[LISTED ENTRIES]:
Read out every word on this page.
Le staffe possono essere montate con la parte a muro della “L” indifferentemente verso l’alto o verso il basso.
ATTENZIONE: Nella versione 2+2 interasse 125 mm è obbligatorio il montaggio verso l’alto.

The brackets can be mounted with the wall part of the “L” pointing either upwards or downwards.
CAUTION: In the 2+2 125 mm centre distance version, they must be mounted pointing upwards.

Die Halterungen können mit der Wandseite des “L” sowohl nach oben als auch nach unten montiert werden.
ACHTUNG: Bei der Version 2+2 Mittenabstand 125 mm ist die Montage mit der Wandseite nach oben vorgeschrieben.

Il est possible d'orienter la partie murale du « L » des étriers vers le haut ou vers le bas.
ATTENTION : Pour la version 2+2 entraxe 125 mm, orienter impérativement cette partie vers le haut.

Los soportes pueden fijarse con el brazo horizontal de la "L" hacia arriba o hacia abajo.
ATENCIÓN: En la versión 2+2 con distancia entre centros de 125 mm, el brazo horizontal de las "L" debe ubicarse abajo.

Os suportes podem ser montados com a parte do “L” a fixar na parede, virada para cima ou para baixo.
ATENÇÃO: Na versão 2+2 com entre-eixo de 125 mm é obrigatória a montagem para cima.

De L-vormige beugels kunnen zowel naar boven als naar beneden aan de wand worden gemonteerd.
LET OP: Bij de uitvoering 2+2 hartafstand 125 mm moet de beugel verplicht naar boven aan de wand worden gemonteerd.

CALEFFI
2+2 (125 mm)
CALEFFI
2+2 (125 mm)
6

[WHAT IS ASKED]: Write out the material from the first line to the last, exactly.

[RESULT BELOW]:
Read out every word on this page.
Le staffe possono essere montate con la parte a muro della “L” indifferentemente verso l’alto o verso il basso.
ATTENZIONE: Nella versione 2+2 interasse 125 mm è obbligatorio il montaggio verso l’alto.

The brackets can be mounted with the wall part of the “L” pointing either upwards or downwards.
CAUTION: In the 2+2 125 mm centre distance version, they must be mounted pointing upwards.

Die Halterungen können mit der Wandseite des “L” sowohl nach oben als auch nach unten montiert werden.
ACHTUNG: Bei der Version 2+2 Mittenabstand 125 mm ist die Montage mit der Wandseite nach oben vorgeschrieben.

Il est possible d'orienter la partie murale du « L » des étriers vers le haut ou vers le bas.
ATTENTION : Pour la version 2+2 entraxe 125 mm, orienter impérativement cette partie vers le haut.

Los soportes pueden fijarse con el brazo horizontal de la "L" hacia arriba o hacia abajo.
ATENCIÓN: En la versión 2+2 con distancia entre centros de 125 mm, el brazo horizontal de las "L" debe ubicarse abajo.

Os suportes podem ser montados com a parte do “L” a fixar na parede, virada para cima ou para baixo.
ATENÇÃO: Na versão 2+2 com entre-eixo de 125 mm é obrigatória a montagem para cima.

De L-vormige beugels kunnen zowel naar boven als naar beneden aan de wand worden gemonteerd.
LET OP: Bij de uitvoering 2+2 hartafstand 125 mm moet de beugel verplicht naar boven aan de wand worden gemonteerd.

CALEFFI
2+2 (125 mm)
CALEFFI
2+2 (125 mm)
6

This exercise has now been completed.